_Your goal_
Scan the lines below; pull out those with "inside".

Saved entries:
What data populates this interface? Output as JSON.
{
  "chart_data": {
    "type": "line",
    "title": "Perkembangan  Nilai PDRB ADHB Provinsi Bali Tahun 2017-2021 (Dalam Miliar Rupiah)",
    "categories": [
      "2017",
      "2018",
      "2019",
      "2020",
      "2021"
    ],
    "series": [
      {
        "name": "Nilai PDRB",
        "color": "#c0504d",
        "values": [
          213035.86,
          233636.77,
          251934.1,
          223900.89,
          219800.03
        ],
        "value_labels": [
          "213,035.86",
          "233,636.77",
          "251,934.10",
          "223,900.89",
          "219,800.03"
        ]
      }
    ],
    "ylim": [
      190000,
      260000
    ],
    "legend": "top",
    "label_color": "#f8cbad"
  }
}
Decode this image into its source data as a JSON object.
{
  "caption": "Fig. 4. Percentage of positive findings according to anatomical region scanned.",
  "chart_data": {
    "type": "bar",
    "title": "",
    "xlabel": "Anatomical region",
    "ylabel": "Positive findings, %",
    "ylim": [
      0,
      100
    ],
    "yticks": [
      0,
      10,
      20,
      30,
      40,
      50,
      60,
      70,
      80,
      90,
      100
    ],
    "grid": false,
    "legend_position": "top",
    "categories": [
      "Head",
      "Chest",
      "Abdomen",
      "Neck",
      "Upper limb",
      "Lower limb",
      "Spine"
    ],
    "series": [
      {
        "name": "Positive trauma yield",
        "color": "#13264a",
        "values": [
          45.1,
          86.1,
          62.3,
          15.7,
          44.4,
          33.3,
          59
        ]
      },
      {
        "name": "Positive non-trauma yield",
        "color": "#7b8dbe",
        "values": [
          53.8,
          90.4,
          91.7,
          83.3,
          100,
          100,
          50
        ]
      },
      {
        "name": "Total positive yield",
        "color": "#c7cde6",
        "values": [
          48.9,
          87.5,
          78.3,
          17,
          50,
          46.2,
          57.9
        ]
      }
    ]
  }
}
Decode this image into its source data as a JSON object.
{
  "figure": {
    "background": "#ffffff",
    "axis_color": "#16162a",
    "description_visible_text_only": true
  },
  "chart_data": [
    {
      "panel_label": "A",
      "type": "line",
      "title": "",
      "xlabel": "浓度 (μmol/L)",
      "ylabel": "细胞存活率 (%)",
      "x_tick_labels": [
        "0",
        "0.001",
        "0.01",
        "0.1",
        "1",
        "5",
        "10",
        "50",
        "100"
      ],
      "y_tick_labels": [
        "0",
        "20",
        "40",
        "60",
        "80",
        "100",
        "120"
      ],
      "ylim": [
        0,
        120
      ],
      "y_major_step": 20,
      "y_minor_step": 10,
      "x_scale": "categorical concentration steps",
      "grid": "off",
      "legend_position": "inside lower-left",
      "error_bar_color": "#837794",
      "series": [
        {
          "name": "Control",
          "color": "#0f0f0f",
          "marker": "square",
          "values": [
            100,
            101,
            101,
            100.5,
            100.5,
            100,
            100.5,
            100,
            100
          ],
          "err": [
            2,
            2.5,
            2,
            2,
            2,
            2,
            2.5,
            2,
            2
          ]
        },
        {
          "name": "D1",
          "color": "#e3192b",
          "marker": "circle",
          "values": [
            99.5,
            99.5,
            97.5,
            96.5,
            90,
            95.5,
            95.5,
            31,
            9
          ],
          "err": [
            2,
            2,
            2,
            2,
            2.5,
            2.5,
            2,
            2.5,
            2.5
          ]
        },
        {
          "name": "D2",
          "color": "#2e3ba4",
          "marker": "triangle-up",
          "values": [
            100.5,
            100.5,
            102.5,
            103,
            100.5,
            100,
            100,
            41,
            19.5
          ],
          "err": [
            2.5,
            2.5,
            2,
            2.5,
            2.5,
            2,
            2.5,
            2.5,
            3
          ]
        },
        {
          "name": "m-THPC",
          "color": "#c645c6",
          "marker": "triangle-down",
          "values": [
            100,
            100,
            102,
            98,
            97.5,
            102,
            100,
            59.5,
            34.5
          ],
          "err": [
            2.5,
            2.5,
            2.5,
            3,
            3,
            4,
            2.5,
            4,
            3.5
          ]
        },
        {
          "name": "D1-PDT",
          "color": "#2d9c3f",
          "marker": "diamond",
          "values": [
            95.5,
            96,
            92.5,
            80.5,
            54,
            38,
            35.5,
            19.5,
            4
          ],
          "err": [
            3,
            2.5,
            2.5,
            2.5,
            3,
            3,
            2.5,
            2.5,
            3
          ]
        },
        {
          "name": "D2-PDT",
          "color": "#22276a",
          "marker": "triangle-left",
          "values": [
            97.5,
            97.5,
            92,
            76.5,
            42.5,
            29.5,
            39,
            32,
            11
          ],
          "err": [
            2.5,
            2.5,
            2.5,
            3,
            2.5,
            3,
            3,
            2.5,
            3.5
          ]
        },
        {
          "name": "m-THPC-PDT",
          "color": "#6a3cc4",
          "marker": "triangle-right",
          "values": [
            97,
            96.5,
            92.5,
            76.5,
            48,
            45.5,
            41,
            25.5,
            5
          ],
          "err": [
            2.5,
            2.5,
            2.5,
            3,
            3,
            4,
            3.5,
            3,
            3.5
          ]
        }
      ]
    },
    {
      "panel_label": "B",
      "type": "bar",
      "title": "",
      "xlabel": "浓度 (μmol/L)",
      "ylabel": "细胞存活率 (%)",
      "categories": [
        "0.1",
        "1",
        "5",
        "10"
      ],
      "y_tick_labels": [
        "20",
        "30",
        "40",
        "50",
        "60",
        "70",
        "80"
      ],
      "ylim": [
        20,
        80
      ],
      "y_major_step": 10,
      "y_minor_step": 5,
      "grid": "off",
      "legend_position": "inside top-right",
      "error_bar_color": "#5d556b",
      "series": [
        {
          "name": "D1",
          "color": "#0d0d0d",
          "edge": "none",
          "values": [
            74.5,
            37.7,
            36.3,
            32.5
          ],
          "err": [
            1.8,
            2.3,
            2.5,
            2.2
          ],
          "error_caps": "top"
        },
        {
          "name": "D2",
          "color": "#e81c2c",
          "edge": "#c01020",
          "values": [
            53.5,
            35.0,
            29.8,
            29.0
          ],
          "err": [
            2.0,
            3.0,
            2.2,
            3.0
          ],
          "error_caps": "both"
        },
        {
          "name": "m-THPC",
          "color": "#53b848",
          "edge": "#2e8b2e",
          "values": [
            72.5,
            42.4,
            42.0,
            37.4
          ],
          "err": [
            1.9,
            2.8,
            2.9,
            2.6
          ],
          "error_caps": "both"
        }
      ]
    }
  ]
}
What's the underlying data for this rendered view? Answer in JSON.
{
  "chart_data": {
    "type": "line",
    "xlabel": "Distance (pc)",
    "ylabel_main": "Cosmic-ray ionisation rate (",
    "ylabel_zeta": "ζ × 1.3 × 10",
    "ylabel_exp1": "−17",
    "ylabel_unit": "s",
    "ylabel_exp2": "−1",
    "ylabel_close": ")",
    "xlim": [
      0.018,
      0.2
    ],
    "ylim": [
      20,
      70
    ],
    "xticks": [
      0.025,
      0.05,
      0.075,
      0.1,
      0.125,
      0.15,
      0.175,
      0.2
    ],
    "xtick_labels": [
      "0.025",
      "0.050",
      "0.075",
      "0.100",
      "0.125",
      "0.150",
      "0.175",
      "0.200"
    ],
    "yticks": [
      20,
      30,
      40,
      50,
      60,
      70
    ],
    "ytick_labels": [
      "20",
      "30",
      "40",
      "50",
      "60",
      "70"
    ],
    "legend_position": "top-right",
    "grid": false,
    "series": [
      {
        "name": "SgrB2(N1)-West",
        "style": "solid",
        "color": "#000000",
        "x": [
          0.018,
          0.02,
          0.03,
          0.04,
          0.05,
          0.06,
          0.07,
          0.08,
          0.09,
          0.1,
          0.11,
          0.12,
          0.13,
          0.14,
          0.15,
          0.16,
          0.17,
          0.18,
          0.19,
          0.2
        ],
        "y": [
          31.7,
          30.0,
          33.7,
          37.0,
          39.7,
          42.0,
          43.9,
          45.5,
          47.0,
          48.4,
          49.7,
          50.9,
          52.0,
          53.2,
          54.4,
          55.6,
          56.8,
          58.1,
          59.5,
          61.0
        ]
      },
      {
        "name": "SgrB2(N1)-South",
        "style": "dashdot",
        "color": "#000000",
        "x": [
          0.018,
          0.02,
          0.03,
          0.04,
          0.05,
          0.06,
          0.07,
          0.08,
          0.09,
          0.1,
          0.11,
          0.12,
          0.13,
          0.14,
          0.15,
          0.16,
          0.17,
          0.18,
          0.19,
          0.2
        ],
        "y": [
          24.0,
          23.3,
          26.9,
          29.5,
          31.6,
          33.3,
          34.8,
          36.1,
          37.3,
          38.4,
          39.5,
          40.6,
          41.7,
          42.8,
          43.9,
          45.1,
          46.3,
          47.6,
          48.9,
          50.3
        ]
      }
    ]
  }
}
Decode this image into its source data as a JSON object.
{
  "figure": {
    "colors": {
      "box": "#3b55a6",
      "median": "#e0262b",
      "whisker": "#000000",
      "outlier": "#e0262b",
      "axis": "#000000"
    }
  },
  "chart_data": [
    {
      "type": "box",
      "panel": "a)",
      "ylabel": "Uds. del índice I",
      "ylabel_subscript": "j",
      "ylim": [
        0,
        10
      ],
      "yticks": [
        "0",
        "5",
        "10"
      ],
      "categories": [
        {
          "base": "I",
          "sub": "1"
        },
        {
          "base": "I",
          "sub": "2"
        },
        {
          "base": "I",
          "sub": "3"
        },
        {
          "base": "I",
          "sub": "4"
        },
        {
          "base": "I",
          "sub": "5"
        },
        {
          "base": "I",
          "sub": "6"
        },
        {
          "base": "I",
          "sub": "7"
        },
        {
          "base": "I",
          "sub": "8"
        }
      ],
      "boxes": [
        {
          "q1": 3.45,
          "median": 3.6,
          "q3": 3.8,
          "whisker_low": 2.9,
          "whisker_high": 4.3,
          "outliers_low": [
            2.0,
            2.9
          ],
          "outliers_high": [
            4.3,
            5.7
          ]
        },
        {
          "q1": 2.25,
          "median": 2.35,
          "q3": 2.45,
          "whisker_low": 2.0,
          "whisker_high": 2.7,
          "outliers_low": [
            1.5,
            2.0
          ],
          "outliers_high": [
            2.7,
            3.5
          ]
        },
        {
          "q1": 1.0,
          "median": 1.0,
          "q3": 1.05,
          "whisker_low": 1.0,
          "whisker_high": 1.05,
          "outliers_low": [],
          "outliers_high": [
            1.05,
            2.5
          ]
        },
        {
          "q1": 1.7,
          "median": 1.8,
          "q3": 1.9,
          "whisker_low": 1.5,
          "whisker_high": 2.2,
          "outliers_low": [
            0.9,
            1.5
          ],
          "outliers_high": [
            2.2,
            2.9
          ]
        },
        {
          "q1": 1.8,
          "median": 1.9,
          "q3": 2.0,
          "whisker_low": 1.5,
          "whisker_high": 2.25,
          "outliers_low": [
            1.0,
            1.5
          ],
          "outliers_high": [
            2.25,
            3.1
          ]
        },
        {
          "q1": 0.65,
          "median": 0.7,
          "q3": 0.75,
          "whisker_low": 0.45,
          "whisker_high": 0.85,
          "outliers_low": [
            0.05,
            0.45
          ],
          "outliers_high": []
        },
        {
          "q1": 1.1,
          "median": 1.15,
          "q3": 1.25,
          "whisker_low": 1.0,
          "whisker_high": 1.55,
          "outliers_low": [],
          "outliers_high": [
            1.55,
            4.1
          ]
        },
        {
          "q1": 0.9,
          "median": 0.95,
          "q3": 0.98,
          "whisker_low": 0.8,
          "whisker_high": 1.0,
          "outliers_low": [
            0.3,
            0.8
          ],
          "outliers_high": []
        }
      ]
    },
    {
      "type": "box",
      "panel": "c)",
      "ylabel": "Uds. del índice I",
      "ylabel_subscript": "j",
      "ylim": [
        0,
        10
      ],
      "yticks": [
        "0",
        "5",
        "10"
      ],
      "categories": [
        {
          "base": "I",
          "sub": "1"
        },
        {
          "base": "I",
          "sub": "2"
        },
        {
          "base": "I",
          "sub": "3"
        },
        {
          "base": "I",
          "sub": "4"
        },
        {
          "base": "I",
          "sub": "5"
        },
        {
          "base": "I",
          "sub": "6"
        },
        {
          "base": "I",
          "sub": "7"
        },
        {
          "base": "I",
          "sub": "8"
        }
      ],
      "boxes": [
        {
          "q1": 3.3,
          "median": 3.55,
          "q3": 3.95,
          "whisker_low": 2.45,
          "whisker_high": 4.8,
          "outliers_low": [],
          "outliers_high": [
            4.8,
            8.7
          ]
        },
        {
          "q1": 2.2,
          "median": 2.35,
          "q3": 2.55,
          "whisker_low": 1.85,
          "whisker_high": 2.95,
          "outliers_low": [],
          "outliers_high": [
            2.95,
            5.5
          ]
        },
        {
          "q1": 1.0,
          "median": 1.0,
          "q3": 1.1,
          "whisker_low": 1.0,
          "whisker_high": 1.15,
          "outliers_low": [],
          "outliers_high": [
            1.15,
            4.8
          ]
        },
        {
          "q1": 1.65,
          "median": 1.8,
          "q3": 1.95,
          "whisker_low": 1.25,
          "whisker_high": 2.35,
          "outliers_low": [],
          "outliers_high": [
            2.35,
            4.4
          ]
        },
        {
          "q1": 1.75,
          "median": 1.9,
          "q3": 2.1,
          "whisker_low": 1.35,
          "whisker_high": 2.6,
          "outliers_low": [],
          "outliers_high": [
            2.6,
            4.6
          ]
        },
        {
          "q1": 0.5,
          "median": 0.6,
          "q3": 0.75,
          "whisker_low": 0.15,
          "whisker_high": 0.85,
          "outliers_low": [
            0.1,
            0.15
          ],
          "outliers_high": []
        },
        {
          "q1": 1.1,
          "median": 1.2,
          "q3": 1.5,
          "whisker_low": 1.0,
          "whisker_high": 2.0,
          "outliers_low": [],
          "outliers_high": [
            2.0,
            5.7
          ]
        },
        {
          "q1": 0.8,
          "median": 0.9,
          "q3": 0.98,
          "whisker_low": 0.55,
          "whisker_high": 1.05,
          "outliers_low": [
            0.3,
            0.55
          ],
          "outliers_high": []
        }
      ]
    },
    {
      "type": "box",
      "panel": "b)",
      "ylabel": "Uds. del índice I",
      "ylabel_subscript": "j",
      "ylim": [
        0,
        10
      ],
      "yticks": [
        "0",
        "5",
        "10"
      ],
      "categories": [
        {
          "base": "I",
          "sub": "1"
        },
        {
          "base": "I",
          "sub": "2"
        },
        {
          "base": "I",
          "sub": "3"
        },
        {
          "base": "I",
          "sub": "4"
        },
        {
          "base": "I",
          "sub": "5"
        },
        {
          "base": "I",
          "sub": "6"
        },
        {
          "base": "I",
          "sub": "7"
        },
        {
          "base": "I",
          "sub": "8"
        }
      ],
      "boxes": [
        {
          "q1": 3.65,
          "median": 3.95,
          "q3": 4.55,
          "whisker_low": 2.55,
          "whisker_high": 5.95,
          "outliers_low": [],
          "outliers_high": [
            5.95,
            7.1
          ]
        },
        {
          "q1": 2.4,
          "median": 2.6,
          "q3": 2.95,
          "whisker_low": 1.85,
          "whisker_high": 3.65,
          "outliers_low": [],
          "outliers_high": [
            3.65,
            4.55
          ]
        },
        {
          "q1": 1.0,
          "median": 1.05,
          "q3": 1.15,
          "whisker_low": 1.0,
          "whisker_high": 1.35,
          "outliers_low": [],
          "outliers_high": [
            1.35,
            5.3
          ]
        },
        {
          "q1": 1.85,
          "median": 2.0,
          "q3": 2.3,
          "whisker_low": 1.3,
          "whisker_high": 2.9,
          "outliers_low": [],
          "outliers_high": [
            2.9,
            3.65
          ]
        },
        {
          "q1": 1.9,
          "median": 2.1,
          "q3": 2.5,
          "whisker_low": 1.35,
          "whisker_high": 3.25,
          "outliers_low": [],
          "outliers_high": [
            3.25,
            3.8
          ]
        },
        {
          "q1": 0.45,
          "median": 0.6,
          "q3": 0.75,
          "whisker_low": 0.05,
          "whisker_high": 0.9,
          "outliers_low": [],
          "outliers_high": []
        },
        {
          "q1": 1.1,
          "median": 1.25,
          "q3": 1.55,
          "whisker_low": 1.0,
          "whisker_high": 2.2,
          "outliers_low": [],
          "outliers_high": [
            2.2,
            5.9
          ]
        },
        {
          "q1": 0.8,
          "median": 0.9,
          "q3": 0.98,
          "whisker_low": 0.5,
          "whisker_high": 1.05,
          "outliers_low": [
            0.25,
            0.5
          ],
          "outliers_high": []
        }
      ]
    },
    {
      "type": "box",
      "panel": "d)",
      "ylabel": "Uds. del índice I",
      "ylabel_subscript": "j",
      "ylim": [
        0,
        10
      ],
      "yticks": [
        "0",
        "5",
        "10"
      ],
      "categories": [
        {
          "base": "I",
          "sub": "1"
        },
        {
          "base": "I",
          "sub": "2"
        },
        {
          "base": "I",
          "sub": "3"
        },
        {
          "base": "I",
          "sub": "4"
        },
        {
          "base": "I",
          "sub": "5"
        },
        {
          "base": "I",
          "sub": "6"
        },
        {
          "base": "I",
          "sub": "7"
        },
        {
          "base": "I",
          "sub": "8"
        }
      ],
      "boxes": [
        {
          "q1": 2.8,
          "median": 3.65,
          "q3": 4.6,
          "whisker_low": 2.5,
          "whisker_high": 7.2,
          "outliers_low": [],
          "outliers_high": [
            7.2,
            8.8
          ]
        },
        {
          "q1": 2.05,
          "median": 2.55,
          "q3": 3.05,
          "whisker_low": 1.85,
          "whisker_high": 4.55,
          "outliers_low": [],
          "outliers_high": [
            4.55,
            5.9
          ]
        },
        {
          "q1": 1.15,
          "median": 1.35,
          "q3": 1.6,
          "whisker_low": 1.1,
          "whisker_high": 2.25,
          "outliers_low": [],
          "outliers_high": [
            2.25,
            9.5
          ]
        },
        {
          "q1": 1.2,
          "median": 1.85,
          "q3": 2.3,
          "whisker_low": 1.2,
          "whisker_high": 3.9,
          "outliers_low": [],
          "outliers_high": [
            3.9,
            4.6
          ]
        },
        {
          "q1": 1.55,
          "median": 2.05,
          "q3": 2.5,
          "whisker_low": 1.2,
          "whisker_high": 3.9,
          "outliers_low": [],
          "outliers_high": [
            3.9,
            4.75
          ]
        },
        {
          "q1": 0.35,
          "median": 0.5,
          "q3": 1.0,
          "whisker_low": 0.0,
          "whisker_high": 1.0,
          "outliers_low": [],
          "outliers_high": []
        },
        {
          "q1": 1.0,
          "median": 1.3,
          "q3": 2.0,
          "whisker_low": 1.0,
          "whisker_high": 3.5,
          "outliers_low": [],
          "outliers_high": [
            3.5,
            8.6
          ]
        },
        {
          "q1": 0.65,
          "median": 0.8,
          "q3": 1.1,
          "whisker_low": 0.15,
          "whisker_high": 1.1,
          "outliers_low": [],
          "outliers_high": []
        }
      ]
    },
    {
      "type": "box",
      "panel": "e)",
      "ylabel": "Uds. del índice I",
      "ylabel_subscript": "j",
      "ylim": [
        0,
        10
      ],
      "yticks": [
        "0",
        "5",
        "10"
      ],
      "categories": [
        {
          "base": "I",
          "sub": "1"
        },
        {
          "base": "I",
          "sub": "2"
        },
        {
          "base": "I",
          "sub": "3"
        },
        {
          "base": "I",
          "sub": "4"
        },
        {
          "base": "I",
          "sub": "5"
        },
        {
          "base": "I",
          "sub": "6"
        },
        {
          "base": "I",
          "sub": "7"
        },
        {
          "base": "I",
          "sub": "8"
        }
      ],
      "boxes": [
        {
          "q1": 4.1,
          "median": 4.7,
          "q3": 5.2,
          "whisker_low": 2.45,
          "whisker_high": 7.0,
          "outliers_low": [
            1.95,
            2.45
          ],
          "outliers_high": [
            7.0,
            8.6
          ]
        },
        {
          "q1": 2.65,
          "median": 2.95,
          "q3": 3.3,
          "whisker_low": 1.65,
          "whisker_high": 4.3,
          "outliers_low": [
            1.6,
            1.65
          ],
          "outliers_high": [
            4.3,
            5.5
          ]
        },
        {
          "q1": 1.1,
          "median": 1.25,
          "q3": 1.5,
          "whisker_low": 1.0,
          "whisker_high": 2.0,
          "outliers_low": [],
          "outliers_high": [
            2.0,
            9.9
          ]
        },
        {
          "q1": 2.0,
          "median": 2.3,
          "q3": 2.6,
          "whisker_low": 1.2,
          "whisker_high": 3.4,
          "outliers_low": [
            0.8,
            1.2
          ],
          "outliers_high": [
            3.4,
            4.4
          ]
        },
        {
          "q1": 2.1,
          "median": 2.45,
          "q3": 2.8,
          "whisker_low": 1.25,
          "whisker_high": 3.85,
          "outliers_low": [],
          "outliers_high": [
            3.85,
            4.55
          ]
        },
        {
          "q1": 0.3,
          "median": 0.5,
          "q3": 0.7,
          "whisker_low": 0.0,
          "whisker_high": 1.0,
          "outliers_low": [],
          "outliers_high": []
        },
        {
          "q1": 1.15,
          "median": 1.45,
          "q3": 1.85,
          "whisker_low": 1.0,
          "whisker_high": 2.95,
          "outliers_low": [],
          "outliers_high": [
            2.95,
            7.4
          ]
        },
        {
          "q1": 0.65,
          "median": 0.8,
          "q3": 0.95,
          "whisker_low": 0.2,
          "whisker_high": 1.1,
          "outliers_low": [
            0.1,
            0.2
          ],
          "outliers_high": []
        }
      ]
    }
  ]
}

_Task solution_
      "legend_position": "inside lower-left",
      "legend_position": "inside top-right",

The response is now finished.